> [WHAT THIS TASK INVOLVES] What lines of the data include the string "Capacité"? Copy them all.

————

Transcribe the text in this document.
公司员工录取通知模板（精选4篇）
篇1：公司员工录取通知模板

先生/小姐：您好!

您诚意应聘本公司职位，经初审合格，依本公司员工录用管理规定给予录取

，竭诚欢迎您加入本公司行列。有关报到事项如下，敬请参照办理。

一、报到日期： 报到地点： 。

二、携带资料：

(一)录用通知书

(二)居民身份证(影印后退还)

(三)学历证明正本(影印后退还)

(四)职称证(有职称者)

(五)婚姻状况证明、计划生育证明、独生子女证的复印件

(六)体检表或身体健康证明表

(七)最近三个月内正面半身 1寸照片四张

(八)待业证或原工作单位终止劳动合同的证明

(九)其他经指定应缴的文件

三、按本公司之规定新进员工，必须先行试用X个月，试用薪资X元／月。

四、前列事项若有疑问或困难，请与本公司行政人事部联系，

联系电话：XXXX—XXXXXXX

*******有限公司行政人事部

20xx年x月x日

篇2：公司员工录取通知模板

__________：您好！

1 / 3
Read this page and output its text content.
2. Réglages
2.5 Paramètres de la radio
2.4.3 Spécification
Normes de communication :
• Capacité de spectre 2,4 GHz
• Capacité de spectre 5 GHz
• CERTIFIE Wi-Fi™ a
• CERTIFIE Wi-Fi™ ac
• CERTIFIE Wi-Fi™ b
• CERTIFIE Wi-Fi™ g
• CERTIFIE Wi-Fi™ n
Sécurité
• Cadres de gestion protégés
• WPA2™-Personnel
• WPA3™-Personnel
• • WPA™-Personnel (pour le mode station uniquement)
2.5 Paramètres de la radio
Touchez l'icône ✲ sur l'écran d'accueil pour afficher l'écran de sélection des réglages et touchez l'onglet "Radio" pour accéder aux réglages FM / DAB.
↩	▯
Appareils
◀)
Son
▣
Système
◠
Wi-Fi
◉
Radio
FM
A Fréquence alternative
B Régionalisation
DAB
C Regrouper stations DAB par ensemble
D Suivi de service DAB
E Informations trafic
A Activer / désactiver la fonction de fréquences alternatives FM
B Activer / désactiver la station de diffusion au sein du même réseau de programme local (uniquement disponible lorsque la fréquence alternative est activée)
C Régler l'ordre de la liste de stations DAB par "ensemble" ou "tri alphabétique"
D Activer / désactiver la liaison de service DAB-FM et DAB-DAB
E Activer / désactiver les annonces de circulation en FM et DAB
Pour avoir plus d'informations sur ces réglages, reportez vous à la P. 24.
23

————

> [RESPONSE TO THE EXERCISE]
• Capacité de spectre 2,4 GHz
• Capacité de spectre 5 GHz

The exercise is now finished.